***** DATA TO USE *****

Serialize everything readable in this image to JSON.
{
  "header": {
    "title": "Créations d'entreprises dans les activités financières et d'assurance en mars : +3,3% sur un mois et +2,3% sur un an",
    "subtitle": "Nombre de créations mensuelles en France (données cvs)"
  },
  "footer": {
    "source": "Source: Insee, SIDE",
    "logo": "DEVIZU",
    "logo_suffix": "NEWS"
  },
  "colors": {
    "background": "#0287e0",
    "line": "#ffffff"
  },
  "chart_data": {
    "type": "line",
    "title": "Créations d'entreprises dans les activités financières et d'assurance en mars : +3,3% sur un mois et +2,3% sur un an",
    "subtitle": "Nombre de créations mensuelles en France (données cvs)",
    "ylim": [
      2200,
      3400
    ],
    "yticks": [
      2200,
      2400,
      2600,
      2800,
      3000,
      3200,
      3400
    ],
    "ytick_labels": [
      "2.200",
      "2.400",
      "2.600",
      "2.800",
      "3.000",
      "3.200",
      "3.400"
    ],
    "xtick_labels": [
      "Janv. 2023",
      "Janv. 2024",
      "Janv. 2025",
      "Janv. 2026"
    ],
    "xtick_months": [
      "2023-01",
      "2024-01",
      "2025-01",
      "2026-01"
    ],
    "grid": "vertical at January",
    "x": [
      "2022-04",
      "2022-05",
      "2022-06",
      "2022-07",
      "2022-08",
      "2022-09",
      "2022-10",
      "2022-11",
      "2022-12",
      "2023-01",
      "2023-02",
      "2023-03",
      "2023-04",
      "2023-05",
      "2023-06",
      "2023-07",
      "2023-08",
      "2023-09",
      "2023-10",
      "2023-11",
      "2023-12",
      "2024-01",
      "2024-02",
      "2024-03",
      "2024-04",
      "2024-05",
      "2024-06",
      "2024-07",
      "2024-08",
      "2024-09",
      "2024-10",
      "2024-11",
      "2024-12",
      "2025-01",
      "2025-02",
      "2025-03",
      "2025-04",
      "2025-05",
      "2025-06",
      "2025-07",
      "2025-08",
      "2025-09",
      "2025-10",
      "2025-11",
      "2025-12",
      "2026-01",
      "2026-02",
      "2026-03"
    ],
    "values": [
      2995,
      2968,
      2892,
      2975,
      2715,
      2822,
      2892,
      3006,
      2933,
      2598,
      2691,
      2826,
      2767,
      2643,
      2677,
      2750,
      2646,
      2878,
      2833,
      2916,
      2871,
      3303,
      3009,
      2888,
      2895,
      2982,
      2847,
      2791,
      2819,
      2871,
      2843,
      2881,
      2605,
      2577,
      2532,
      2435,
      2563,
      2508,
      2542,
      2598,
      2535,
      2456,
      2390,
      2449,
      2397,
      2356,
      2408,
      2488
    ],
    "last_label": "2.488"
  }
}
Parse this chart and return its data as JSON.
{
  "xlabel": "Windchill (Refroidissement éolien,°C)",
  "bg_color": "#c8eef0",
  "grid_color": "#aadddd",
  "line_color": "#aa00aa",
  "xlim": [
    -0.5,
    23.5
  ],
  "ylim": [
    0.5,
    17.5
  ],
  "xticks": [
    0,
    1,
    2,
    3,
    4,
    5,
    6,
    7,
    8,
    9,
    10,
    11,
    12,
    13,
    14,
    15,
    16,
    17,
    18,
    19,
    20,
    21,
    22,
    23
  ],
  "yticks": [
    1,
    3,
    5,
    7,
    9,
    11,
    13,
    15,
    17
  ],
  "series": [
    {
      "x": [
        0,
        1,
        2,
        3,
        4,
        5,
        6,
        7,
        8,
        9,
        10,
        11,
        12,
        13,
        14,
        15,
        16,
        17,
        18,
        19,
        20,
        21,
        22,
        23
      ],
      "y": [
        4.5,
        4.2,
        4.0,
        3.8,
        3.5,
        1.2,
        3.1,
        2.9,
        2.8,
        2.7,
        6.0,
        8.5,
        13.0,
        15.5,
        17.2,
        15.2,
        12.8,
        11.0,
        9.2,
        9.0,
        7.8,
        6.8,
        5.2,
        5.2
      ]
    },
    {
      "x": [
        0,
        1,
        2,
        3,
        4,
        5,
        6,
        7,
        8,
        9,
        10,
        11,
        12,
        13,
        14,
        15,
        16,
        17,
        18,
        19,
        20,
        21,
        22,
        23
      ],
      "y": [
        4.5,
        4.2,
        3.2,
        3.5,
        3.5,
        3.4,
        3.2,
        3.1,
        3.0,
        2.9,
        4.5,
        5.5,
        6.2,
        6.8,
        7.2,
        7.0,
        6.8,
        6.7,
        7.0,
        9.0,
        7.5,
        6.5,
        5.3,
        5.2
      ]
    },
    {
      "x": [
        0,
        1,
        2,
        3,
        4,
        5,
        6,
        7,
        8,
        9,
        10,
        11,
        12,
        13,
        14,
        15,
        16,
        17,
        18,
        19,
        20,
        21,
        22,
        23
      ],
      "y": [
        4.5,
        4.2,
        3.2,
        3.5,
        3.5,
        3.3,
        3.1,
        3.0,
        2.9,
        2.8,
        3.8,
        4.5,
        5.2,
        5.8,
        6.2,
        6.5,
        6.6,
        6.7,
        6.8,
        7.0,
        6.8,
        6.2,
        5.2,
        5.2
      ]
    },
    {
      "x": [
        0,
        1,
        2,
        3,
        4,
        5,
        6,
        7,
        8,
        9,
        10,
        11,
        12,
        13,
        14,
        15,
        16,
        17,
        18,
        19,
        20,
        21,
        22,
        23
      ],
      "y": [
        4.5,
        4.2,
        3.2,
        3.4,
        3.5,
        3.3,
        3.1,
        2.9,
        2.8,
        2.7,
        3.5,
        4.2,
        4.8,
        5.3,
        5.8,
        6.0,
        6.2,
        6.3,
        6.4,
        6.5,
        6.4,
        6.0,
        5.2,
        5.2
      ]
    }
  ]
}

*****

TASK INSTRUCTIONS: Using the listing above, gather each line that holds the string "JSON" and copy it.

RESPONSE TO THIS TASK:
Serialize everything readable in this image to JSON.
Parse this chart and return its data as JSON.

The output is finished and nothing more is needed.